[Extracted records]
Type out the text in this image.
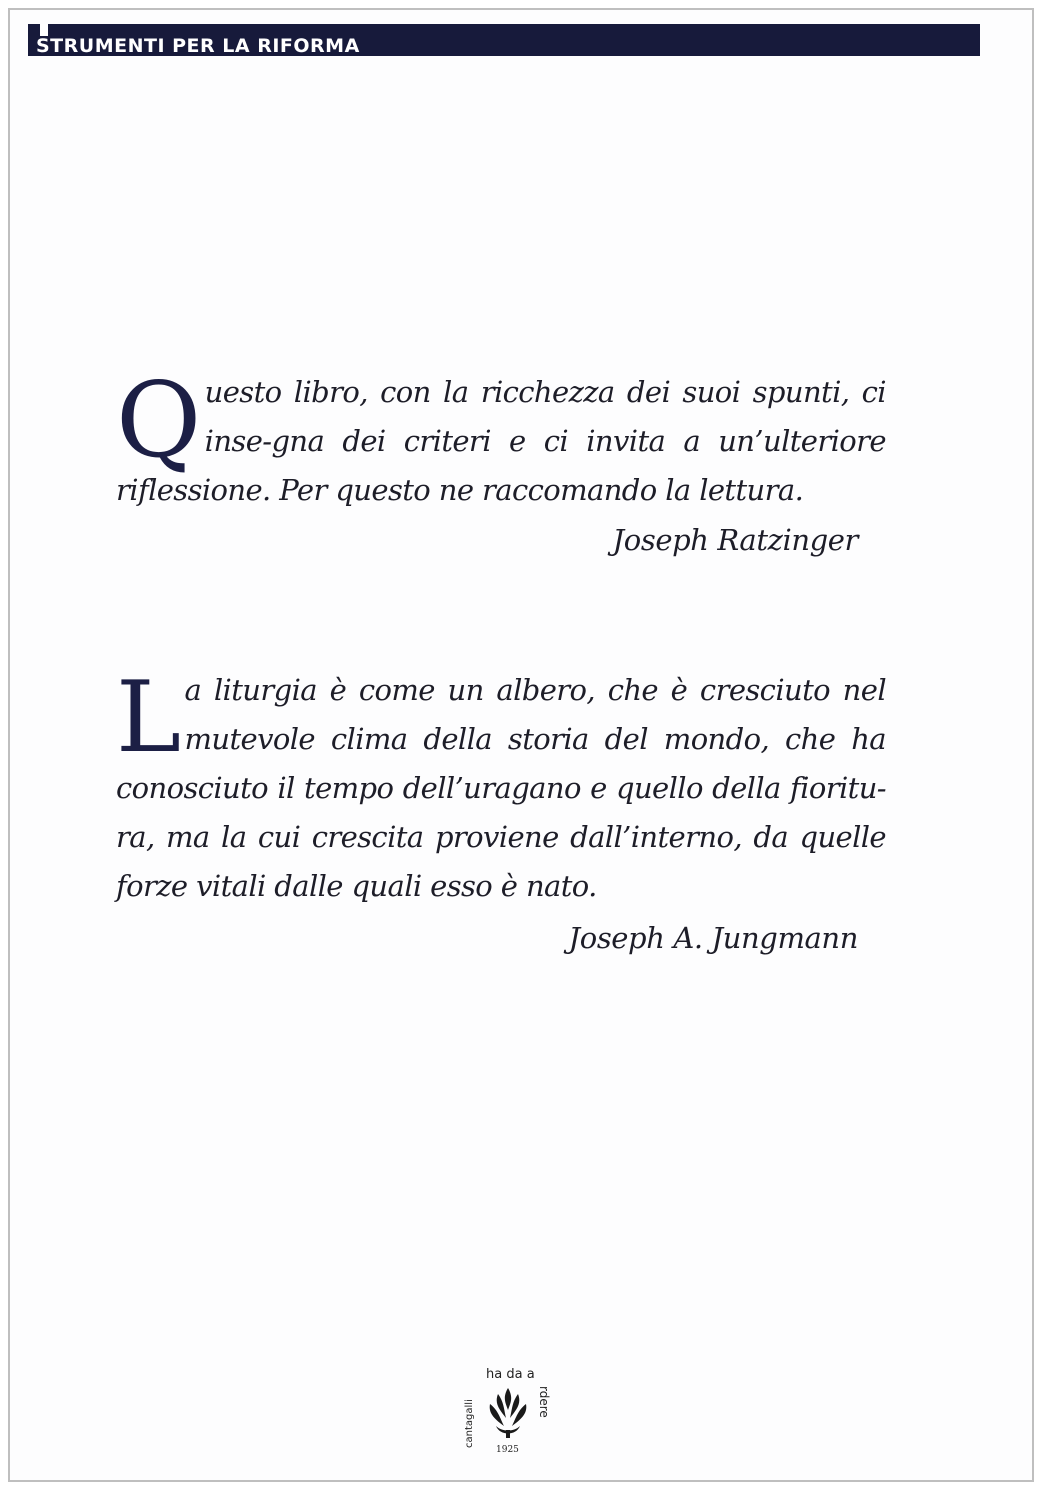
STRUMENTI PER LA RIFORMA
Q uesto libro, con la ricchezza dei suoi spunti, ci inse-gna dei criteri e ci invita a un’ulteriore riflessione. Per questo ne raccomando la lettura.
Joseph Ratzinger
L a liturgia è come un albero, che è cresciuto nel mutevole clima della storia del mondo, che ha conosciuto il tempo dell’uragano e quello della fioritu-ra, ma la cui crescita proviene dall’interno, da quelle forze vitali dalle quali esso è nato.
Joseph A. Jungmann
cantagalli
ha da a
rdere
1925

* _DIRECTIVE_
Give only a number: how many lines of the data hold the string "Joseph"?

* _ANSWER_
2